--- Start Items ---

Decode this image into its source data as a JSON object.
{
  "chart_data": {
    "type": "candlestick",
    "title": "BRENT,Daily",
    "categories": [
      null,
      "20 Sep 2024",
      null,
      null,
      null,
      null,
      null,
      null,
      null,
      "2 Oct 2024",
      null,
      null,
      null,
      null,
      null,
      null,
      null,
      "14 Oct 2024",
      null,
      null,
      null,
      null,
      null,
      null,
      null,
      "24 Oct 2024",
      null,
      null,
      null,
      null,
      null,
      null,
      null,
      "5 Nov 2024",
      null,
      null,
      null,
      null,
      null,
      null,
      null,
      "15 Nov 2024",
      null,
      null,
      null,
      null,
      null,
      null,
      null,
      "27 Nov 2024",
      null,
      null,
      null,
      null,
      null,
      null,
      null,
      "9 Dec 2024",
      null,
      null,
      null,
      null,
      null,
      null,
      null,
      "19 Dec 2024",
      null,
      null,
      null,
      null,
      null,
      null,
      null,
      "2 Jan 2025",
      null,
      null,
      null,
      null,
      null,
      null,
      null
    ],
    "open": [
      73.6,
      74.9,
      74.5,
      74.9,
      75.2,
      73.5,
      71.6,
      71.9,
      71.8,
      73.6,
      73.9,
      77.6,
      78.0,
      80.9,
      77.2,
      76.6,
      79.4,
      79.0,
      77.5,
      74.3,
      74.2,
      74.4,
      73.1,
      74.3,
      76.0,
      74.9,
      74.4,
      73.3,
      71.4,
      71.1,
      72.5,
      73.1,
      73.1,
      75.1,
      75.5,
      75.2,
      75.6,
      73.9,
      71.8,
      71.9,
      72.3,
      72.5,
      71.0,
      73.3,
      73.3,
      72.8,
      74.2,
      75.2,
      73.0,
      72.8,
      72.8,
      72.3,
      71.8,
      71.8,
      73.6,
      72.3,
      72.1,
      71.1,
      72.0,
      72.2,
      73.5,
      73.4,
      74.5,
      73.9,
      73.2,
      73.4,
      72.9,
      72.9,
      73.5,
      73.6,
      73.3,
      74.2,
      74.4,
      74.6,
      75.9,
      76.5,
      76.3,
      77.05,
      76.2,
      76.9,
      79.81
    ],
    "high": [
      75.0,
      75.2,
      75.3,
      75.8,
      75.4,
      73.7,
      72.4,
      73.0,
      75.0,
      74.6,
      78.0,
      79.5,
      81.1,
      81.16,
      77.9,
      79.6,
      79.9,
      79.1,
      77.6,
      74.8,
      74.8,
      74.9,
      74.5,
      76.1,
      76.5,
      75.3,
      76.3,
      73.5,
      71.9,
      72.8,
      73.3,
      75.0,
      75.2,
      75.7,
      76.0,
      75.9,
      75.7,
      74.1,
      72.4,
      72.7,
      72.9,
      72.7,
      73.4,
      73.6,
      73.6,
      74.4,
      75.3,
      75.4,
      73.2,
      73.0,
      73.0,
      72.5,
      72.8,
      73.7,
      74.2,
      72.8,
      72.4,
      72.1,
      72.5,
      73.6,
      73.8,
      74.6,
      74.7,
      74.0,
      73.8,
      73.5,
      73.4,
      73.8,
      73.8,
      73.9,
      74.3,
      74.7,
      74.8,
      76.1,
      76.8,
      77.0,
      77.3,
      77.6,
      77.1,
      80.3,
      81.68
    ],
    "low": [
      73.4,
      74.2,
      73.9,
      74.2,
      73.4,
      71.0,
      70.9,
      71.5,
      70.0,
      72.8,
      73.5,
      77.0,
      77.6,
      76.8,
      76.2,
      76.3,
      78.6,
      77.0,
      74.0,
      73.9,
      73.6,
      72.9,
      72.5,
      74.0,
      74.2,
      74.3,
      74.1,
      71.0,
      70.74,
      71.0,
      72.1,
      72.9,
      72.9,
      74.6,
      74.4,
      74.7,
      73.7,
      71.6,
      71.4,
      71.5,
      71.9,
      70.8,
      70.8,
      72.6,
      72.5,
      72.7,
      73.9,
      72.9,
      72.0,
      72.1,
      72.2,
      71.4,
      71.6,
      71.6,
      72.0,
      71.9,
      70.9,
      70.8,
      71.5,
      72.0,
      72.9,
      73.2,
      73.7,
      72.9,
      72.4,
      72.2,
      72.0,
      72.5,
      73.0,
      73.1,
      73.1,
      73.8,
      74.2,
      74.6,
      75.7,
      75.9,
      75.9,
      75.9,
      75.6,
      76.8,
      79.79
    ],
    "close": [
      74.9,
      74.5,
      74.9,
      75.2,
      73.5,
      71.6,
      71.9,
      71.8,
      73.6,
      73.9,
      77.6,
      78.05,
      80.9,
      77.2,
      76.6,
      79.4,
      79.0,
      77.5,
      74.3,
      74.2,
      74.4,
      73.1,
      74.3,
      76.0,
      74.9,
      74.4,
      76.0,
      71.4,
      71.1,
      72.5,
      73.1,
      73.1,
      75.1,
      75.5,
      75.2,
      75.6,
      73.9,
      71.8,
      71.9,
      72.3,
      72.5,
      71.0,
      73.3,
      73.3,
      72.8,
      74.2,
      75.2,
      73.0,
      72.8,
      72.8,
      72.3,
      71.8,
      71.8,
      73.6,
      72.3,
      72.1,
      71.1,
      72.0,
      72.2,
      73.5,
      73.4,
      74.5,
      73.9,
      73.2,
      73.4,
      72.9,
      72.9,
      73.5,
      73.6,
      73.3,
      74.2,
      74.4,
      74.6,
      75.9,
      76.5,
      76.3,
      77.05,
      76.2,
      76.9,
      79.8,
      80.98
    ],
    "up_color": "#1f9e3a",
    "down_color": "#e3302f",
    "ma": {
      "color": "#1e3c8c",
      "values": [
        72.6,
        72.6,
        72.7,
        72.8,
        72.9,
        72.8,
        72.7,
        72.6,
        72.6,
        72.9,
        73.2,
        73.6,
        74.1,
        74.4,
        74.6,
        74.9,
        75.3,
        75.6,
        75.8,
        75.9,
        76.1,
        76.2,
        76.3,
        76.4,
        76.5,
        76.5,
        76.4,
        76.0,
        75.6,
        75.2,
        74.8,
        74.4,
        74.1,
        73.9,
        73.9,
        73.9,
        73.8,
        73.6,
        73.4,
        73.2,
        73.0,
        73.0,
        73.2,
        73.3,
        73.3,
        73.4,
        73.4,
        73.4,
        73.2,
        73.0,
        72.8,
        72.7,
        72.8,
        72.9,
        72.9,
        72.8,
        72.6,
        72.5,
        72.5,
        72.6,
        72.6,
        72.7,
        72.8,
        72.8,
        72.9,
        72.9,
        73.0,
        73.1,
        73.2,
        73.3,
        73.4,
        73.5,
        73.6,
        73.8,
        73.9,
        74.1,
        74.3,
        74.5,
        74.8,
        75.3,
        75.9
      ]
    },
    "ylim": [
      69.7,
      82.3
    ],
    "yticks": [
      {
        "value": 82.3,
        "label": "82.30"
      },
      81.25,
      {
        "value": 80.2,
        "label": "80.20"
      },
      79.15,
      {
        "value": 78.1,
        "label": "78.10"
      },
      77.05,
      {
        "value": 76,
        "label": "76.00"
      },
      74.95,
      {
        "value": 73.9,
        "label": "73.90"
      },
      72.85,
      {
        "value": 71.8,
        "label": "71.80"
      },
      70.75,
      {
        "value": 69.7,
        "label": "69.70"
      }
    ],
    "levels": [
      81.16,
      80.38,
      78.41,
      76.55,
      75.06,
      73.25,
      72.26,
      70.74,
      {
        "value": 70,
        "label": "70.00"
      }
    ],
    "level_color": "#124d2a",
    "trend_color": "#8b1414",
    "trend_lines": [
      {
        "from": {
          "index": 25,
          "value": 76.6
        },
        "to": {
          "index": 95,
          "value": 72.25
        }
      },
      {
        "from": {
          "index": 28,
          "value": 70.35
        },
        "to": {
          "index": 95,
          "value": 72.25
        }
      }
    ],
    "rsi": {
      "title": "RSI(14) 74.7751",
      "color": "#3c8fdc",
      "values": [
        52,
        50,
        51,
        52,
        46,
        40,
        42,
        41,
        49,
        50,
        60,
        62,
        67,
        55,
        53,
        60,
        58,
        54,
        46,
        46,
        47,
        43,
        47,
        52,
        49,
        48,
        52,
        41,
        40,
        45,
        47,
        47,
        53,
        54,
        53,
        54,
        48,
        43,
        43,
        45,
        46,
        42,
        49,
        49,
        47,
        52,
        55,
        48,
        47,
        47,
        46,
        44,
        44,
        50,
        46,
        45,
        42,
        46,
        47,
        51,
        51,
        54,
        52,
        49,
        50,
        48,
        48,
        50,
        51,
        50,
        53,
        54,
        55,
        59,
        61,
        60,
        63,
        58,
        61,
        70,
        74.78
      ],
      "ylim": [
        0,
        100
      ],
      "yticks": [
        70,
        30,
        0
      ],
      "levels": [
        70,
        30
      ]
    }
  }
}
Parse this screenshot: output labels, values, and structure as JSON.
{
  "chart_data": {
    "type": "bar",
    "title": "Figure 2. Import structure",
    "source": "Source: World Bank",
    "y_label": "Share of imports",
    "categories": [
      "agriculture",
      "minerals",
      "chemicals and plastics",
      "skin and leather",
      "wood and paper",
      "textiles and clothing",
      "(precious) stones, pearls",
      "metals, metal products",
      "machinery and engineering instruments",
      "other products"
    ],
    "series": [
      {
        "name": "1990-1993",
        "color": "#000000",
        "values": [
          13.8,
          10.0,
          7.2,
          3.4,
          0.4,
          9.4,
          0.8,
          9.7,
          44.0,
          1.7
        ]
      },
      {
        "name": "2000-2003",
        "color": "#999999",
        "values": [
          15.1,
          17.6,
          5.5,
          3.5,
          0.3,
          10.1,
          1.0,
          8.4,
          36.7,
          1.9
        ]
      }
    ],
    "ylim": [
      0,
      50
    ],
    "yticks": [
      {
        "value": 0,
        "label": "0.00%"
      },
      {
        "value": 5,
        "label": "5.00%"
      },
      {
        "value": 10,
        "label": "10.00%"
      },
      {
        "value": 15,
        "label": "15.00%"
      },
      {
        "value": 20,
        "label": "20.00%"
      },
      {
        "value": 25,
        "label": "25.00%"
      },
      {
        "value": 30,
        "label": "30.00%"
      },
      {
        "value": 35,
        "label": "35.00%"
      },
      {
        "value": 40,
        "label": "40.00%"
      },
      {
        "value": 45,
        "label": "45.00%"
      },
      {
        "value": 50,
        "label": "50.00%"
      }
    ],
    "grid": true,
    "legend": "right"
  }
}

--- End Items ---

> What you are asked to do
Take every line from the data above that holds "title" and copy it out.

> Written answer
    "title": "BRENT,Daily",
      "title": "RSI(14) 74.7751",
    "title": "Figure 2. Import structure",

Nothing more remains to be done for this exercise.